◆ WRITTEN REQUEST ◆
Make an exact copy of all the data.

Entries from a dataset
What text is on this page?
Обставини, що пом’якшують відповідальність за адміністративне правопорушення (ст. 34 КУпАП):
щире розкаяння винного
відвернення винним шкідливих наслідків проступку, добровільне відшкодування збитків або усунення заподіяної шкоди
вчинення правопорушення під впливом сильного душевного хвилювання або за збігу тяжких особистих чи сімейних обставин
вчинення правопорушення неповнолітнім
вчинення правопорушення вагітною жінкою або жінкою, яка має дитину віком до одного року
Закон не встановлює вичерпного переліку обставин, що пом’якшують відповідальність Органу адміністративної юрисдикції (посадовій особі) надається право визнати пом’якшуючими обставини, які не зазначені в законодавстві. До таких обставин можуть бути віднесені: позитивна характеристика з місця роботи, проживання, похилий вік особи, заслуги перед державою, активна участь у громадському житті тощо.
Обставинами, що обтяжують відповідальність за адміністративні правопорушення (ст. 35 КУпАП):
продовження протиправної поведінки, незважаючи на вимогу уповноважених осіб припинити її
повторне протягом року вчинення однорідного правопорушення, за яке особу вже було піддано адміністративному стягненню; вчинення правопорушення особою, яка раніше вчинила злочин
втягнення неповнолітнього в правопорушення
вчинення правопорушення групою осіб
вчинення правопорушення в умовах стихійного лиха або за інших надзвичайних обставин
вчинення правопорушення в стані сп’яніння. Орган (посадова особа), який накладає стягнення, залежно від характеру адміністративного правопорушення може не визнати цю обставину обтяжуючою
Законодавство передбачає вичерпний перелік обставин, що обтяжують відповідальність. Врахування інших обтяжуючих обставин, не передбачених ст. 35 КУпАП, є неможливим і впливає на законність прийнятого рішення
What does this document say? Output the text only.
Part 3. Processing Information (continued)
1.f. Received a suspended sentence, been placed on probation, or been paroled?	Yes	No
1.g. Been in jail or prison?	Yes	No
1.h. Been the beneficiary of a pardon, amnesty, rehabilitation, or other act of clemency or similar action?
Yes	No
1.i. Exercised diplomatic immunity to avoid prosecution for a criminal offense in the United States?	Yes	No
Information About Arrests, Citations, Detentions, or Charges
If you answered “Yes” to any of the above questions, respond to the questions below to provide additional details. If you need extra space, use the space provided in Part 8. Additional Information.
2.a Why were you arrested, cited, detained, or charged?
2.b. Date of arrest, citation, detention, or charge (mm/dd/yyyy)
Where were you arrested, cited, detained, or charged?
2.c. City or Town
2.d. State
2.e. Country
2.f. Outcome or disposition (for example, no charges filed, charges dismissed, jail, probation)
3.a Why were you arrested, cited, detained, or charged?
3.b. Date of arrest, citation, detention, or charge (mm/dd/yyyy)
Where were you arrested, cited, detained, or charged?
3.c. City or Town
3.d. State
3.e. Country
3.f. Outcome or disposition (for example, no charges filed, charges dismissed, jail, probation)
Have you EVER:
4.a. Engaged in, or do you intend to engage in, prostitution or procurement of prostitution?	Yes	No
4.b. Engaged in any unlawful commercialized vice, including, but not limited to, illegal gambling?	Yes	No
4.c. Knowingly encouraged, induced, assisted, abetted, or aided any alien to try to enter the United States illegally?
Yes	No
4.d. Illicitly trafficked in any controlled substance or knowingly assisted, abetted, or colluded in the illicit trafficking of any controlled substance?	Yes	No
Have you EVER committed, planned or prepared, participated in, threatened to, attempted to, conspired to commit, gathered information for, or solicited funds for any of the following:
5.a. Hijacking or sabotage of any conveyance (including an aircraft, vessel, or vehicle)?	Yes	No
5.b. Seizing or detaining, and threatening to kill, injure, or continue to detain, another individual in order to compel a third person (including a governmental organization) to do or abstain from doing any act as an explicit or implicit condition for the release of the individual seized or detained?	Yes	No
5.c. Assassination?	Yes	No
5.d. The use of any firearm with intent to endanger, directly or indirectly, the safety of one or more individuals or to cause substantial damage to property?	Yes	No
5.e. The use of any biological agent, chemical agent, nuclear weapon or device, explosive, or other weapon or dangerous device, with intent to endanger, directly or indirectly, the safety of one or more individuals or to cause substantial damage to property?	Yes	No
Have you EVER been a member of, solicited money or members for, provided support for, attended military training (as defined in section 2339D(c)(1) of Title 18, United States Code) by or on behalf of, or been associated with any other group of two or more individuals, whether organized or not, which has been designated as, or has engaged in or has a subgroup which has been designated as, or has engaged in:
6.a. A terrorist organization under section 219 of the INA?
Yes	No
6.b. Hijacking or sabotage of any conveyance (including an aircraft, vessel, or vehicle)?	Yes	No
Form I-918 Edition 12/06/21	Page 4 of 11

◆ RESPONSE TO THIS TASK ◆
What text is on this page?
Обставини, що пом’якшують відповідальність за адміністративне правопорушення (ст. 34 КУпАП):
щире розкаяння винного
відвернення винним шкідливих наслідків проступку, добровільне відшкодування збитків або усунення заподіяної шкоди
вчинення правопорушення під впливом сильного душевного хвилювання або за збігу тяжких особистих чи сімейних обставин
вчинення правопорушення неповнолітнім
вчинення правопорушення вагітною жінкою або жінкою, яка має дитину віком до одного року
Закон не встановлює вичерпного переліку обставин, що пом’якшують відповідальність Органу адміністративної юрисдикції (посадовій особі) надається право визнати пом’якшуючими обставини, які не зазначені в законодавстві. До таких обставин можуть бути віднесені: позитивна характеристика з місця роботи, проживання, похилий вік особи, заслуги перед державою, активна участь у громадському житті тощо.
Обставинами, що обтяжують відповідальність за адміністративні правопорушення (ст. 35 КУпАП):
продовження протиправної поведінки, незважаючи на вимогу уповноважених осіб припинити її
повторне протягом року вчинення однорідного правопорушення, за яке особу вже було піддано адміністративному стягненню; вчинення правопорушення особою, яка раніше вчинила злочин
втягнення неповнолітнього в правопорушення
вчинення правопорушення групою осіб
вчинення правопорушення в умовах стихійного лиха або за інших надзвичайних обставин
вчинення правопорушення в стані сп’яніння. Орган (посадова особа), який накладає стягнення, залежно від характеру адміністративного правопорушення може не визнати цю обставину обтяжуючою
Законодавство передбачає вичерпний перелік обставин, що обтяжують відповідальність. Врахування інших обтяжуючих обставин, не передбачених ст. 35 КУпАП, є неможливим і впливає на законність прийнятого рішення
What does this document say? Output the text only.
Part 3. Processing Information (continued)
1.f. Received a suspended sentence, been placed on probation, or been paroled?	Yes	No
1.g. Been in jail or prison?	Yes	No
1.h. Been the beneficiary of a pardon, amnesty, rehabilitation, or other act of clemency or similar action?
Yes	No
1.i. Exercised diplomatic immunity to avoid prosecution for a criminal offense in the United States?	Yes	No
Information About Arrests, Citations, Detentions, or Charges
If you answered “Yes” to any of the above questions, respond to the questions below to provide additional details. If you need extra space, use the space provided in Part 8. Additional Information.
2.a Why were you arrested, cited, detained, or charged?
2.b. Date of arrest, citation, detention, or charge (mm/dd/yyyy)
Where were you arrested, cited, detained, or charged?
2.c. City or Town
2.d. State
2.e. Country
2.f. Outcome or disposition (for example, no charges filed, charges dismissed, jail, probation)
3.a Why were you arrested, cited, detained, or charged?
3.b. Date of arrest, citation, detention, or charge (mm/dd/yyyy)
Where were you arrested, cited, detained, or charged?
3.c. City or Town
3.d. State
3.e. Country
3.f. Outcome or disposition (for example, no charges filed, charges dismissed, jail, probation)
Have you EVER:
4.a. Engaged in, or do you intend to engage in, prostitution or procurement of prostitution?	Yes	No
4.b. Engaged in any unlawful commercialized vice, including, but not limited to, illegal gambling?	Yes	No
4.c. Knowingly encouraged, induced, assisted, abetted, or aided any alien to try to enter the United States illegally?
Yes	No
4.d. Illicitly trafficked in any controlled substance or knowingly assisted, abetted, or colluded in the illicit trafficking of any controlled substance?	Yes	No
Have you EVER committed, planned or prepared, participated in, threatened to, attempted to, conspired to commit, gathered information for, or solicited funds for any of the following:
5.a. Hijacking or sabotage of any conveyance (including an aircraft, vessel, or vehicle)?	Yes	No
5.b. Seizing or detaining, and threatening to kill, injure, or continue to detain, another individual in order to compel a third person (including a governmental organization) to do or abstain from doing any act as an explicit or implicit condition for the release of the individual seized or detained?	Yes	No
5.c. Assassination?	Yes	No
5.d. The use of any firearm with intent to endanger, directly or indirectly, the safety of one or more individuals or to cause substantial damage to property?	Yes	No
5.e. The use of any biological agent, chemical agent, nuclear weapon or device, explosive, or other weapon or dangerous device, with intent to endanger, directly or indirectly, the safety of one or more individuals or to cause substantial damage to property?	Yes	No
Have you EVER been a member of, solicited money or members for, provided support for, attended military training (as defined in section 2339D(c)(1) of Title 18, United States Code) by or on behalf of, or been associated with any other group of two or more individuals, whether organized or not, which has been designated as, or has engaged in or has a subgroup which has been designated as, or has engaged in:
6.a. A terrorist organization under section 219 of the INA?
Yes	No
6.b. Hijacking or sabotage of any conveyance (including an aircraft, vessel, or vehicle)?	Yes	No
Form I-918 Edition 12/06/21	Page 4 of 11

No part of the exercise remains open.